--- Begin ---
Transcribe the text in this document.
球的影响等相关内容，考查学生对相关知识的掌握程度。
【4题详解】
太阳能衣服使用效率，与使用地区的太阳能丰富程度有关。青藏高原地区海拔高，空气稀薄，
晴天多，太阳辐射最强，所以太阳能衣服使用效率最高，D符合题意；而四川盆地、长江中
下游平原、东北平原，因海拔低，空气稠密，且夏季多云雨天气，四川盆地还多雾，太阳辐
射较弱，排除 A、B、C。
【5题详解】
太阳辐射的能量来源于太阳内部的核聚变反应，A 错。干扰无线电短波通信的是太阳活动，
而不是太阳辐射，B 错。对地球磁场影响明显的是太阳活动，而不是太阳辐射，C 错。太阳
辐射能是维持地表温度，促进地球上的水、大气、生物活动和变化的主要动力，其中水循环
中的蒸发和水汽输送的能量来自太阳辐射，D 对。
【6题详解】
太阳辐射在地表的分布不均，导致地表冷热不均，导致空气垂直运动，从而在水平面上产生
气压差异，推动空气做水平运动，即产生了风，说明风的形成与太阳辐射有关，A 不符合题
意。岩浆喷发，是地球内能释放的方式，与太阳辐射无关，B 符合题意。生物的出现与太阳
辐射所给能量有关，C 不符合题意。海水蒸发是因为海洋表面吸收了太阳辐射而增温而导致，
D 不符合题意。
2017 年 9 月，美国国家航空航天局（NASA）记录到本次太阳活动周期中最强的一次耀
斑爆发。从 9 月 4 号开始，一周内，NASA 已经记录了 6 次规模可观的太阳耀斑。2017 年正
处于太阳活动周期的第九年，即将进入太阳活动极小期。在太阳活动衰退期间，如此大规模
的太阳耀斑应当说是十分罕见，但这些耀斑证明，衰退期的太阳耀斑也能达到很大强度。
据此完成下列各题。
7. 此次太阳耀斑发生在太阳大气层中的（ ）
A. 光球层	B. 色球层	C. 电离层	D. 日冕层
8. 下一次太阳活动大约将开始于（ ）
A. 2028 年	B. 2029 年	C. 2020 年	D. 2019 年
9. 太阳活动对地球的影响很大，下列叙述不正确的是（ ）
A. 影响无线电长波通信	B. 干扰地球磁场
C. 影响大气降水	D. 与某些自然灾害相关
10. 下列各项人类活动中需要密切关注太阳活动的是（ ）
--- End ---
> **WHAT THE TASK ASKS**: Give an exact copy of all the data shown above.

> **SOLUTION TO THE PROBLEM**:
Transcribe the text in this document.
球的影响等相关内容，考查学生对相关知识的掌握程度。
【4题详解】
太阳能衣服使用效率，与使用地区的太阳能丰富程度有关。青藏高原地区海拔高，空气稀薄，
晴天多，太阳辐射最强，所以太阳能衣服使用效率最高，D符合题意；而四川盆地、长江中
下游平原、东北平原，因海拔低，空气稠密，且夏季多云雨天气，四川盆地还多雾，太阳辐
射较弱，排除 A、B、C。
【5题详解】
太阳辐射的能量来源于太阳内部的核聚变反应，A 错。干扰无线电短波通信的是太阳活动，
而不是太阳辐射，B 错。对地球磁场影响明显的是太阳活动，而不是太阳辐射，C 错。太阳
辐射能是维持地表温度，促进地球上的水、大气、生物活动和变化的主要动力，其中水循环
中的蒸发和水汽输送的能量来自太阳辐射，D 对。
【6题详解】
太阳辐射在地表的分布不均，导致地表冷热不均，导致空气垂直运动，从而在水平面上产生
气压差异，推动空气做水平运动，即产生了风，说明风的形成与太阳辐射有关，A 不符合题
意。岩浆喷发，是地球内能释放的方式，与太阳辐射无关，B 符合题意。生物的出现与太阳
辐射所给能量有关，C 不符合题意。海水蒸发是因为海洋表面吸收了太阳辐射而增温而导致，
D 不符合题意。
2017 年 9 月，美国国家航空航天局（NASA）记录到本次太阳活动周期中最强的一次耀
斑爆发。从 9 月 4 号开始，一周内，NASA 已经记录了 6 次规模可观的太阳耀斑。2017 年正
处于太阳活动周期的第九年，即将进入太阳活动极小期。在太阳活动衰退期间，如此大规模
的太阳耀斑应当说是十分罕见，但这些耀斑证明，衰退期的太阳耀斑也能达到很大强度。
据此完成下列各题。
7. 此次太阳耀斑发生在太阳大气层中的（ ）
A. 光球层	B. 色球层	C. 电离层	D. 日冕层
8. 下一次太阳活动大约将开始于（ ）
A. 2028 年	B. 2029 年	C. 2020 年	D. 2019 年
9. 太阳活动对地球的影响很大，下列叙述不正确的是（ ）
A. 影响无线电长波通信	B. 干扰地球磁场
C. 影响大气降水	D. 与某些自然灾害相关
10. 下列各项人类活动中需要密切关注太阳活动的是（ ）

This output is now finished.